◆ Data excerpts
•••

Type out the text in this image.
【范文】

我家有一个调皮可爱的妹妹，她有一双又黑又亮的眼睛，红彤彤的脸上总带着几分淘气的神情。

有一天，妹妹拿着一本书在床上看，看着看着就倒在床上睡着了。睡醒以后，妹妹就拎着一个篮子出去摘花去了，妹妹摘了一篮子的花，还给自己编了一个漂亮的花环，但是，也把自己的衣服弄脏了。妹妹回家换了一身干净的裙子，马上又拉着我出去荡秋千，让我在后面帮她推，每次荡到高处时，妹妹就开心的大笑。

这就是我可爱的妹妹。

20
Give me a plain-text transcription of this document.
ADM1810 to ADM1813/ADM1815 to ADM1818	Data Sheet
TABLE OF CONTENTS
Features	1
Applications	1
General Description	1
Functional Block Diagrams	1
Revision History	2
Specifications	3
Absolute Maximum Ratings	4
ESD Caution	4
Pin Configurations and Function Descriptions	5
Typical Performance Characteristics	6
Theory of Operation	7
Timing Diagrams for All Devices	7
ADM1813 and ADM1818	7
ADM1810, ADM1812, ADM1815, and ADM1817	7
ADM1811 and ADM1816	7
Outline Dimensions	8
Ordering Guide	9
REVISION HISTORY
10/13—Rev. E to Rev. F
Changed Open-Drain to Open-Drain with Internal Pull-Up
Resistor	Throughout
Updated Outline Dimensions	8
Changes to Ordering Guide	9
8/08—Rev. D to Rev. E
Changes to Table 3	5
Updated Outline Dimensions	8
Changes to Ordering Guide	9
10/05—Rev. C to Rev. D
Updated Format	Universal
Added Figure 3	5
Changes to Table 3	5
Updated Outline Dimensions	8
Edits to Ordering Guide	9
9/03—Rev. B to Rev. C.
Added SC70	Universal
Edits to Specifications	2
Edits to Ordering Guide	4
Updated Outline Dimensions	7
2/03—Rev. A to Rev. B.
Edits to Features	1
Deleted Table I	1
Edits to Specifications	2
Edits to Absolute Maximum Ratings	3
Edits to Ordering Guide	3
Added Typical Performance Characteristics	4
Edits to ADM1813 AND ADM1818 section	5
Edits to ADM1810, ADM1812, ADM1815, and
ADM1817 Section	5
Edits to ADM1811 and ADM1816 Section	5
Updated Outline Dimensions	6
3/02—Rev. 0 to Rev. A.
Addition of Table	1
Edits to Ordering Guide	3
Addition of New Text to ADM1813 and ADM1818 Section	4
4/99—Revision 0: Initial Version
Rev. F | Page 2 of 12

•••

◆ OBJECTIVE
Across the material above, count every line holding "Guide" and write down only the number.

◆ OUTPUT
7